■ Records:
_ _ _ _ _

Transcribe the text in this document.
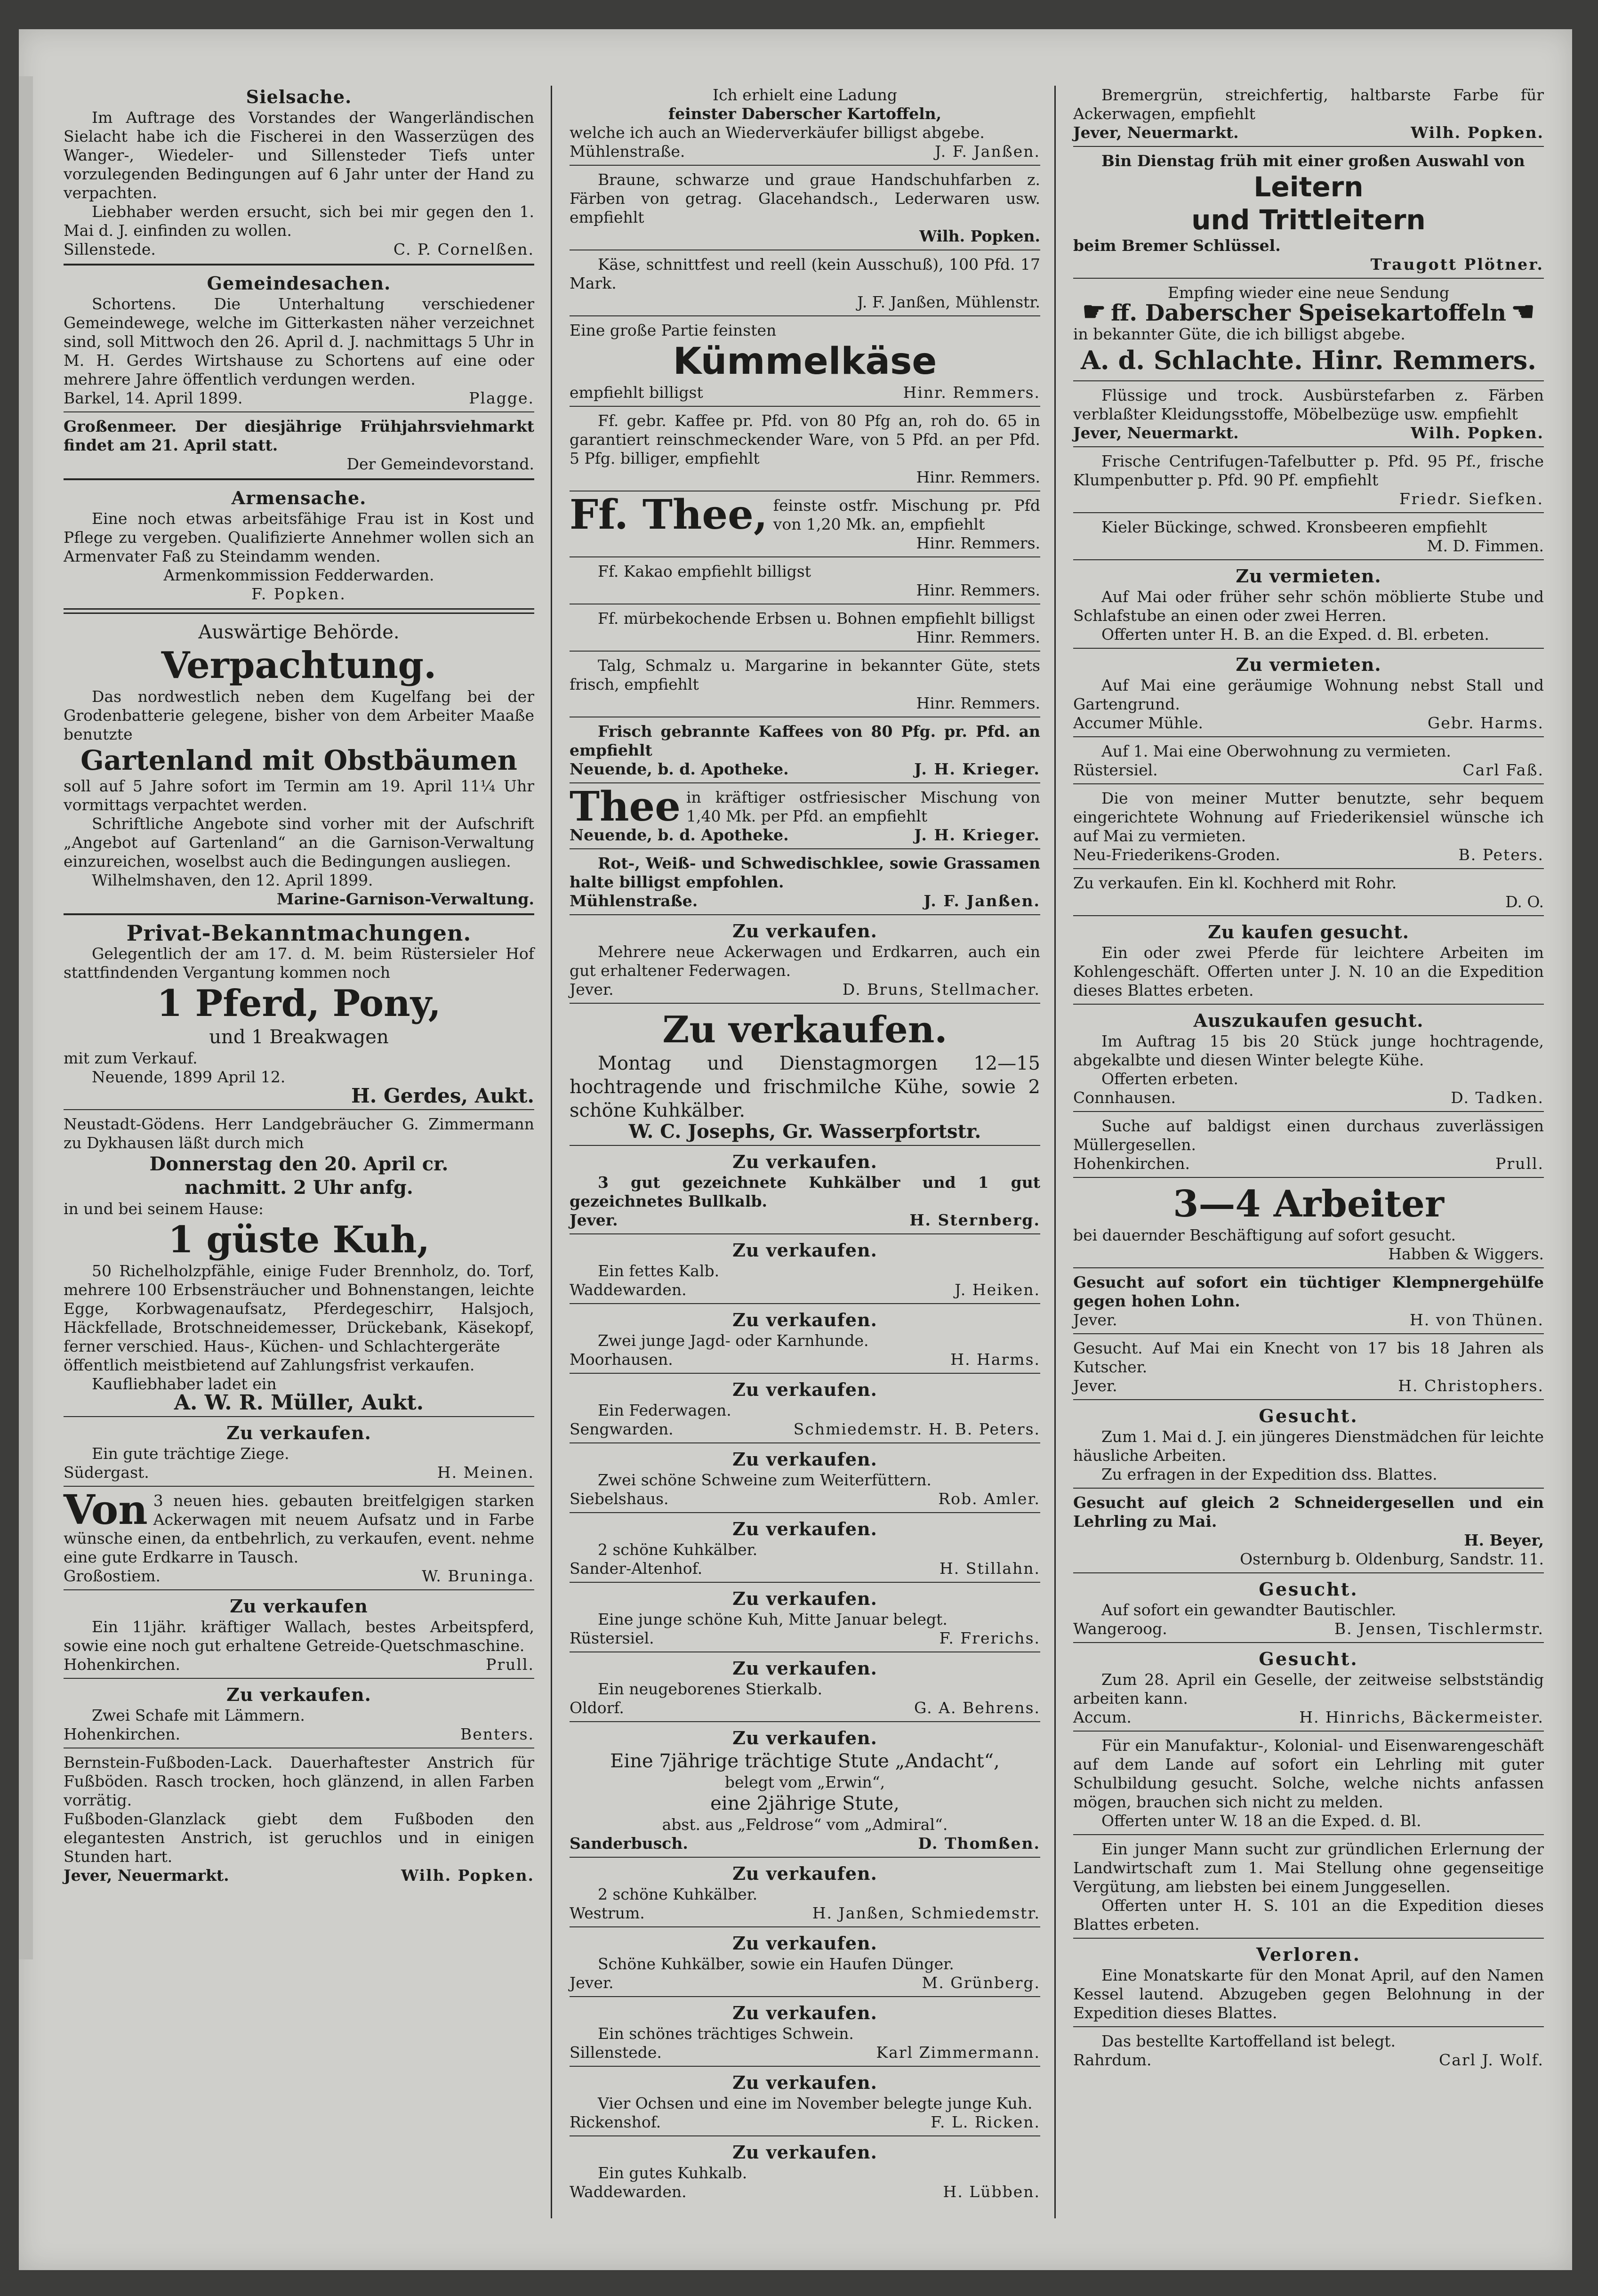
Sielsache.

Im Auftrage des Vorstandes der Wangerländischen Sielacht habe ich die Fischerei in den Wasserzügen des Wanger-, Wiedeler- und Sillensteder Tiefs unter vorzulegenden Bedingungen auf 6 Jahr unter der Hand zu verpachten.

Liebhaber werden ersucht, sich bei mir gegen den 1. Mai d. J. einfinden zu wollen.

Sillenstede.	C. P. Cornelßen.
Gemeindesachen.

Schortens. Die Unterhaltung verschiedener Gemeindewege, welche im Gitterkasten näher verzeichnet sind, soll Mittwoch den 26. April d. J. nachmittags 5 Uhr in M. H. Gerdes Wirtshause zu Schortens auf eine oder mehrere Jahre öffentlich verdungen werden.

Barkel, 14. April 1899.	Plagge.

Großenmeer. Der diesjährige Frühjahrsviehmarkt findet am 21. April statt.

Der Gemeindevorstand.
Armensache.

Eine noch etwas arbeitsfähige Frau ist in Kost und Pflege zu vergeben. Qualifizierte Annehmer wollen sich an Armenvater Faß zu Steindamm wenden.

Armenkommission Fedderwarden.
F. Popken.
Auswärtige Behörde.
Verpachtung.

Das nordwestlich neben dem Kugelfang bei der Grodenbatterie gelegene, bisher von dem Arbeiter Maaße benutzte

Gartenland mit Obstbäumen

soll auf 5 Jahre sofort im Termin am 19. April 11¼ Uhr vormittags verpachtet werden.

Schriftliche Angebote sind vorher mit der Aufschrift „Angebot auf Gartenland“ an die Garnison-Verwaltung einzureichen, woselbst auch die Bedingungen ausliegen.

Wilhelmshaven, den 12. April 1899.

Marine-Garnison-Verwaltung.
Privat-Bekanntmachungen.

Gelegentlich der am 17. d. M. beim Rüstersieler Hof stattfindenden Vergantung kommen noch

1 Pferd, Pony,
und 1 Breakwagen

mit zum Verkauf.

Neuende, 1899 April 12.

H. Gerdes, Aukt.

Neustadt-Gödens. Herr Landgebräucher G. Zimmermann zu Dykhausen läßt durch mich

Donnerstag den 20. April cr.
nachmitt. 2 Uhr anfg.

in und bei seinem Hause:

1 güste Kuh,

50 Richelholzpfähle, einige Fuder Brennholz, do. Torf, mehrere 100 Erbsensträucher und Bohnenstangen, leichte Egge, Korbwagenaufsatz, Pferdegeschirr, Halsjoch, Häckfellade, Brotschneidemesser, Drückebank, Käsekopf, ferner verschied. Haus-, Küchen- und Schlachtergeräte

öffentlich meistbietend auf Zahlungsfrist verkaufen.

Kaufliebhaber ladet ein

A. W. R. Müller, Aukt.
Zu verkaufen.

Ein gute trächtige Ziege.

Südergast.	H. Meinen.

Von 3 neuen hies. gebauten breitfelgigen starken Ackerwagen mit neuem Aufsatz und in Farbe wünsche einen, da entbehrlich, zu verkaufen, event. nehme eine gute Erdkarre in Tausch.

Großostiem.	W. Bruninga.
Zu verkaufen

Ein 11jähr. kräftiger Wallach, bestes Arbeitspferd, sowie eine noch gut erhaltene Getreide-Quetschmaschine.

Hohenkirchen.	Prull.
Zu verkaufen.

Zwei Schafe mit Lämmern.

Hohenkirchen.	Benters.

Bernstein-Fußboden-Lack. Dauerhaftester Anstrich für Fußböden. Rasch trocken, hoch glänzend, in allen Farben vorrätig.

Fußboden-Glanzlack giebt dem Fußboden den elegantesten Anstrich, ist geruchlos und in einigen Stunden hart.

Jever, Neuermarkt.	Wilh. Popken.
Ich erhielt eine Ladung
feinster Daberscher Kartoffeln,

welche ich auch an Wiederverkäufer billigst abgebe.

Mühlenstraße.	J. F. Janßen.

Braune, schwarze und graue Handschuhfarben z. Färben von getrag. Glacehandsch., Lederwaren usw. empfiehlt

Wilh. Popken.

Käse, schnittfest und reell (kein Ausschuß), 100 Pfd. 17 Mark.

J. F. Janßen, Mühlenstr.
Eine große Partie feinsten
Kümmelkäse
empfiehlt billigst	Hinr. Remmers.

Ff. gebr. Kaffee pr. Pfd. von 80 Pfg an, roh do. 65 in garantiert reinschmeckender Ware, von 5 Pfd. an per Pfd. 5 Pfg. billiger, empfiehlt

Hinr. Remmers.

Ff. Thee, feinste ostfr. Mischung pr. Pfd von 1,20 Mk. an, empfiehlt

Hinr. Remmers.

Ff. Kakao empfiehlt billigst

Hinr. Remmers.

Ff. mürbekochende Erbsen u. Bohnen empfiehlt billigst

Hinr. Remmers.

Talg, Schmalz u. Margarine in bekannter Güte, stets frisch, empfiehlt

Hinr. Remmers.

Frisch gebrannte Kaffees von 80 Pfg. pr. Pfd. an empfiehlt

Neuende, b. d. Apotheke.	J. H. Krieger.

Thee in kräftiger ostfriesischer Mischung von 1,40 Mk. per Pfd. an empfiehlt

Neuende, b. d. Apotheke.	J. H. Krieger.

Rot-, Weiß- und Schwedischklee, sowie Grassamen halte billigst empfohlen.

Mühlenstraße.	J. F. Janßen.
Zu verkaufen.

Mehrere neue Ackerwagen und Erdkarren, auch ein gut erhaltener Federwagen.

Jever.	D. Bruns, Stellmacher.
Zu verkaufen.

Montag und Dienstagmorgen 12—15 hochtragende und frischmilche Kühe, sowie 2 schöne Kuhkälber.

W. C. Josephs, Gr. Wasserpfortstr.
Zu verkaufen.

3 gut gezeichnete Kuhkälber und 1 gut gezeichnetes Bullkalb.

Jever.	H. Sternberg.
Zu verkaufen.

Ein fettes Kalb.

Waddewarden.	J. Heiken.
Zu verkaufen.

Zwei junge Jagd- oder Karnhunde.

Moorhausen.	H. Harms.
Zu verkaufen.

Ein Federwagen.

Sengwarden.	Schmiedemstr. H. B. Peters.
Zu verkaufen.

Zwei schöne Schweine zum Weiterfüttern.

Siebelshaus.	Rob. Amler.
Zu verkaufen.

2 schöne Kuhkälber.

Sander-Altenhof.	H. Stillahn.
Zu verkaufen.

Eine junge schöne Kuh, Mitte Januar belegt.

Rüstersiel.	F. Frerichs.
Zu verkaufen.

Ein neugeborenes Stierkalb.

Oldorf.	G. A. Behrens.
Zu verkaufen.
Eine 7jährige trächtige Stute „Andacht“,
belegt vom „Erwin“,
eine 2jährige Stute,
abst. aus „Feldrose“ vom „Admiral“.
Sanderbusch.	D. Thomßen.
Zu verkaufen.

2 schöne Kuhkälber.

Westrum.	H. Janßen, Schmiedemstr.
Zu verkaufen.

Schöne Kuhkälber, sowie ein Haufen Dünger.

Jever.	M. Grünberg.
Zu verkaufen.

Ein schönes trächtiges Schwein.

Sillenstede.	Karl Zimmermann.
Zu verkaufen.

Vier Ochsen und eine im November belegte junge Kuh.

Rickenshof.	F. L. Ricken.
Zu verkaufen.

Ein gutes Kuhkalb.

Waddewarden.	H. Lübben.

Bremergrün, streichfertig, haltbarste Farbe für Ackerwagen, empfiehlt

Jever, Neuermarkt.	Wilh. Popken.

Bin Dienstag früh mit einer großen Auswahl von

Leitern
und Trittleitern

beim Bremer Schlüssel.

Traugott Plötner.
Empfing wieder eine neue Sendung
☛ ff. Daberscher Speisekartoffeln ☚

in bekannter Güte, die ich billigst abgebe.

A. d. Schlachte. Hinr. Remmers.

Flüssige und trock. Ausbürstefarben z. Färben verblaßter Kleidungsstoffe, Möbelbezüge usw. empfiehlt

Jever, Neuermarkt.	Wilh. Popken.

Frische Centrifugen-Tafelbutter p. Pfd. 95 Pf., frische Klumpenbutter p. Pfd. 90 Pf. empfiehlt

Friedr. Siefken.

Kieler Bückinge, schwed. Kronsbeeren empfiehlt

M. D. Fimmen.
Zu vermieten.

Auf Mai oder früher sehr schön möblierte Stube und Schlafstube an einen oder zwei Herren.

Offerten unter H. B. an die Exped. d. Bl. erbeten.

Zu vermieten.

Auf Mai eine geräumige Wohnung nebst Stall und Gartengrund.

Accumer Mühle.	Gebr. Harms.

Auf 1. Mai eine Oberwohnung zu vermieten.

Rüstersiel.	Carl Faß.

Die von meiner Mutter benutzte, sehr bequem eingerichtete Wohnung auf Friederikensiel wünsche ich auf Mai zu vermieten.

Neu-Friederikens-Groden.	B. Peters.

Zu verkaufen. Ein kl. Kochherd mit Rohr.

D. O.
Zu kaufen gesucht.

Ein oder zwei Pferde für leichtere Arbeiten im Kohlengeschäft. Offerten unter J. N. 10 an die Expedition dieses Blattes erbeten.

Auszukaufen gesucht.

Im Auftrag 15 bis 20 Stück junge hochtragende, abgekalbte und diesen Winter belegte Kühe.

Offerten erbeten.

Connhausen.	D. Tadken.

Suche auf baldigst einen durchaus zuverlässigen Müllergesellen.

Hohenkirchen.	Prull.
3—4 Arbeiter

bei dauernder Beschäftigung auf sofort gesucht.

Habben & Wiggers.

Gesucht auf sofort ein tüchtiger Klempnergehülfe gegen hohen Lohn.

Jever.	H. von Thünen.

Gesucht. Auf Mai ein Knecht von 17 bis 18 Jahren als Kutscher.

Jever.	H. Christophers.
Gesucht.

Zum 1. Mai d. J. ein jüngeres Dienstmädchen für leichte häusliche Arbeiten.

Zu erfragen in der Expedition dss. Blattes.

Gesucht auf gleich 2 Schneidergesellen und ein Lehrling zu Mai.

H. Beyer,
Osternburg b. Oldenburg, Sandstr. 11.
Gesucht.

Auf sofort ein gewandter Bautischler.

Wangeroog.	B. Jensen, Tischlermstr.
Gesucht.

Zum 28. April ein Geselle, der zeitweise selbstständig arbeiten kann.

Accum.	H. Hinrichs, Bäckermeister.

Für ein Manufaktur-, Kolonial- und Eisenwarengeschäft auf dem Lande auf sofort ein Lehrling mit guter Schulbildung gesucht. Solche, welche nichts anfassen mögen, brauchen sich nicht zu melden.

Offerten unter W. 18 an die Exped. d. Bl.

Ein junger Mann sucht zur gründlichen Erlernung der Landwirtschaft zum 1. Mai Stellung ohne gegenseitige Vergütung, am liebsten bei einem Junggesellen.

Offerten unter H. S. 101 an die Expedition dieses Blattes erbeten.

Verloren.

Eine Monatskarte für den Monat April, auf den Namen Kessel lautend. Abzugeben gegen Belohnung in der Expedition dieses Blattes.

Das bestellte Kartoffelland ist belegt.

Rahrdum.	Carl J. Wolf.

_ _ _ _ _

■ The task: Of all the lines in the listing above, how many contain the word "Güte"? Answer with the number alone.

■ Result for this task: 2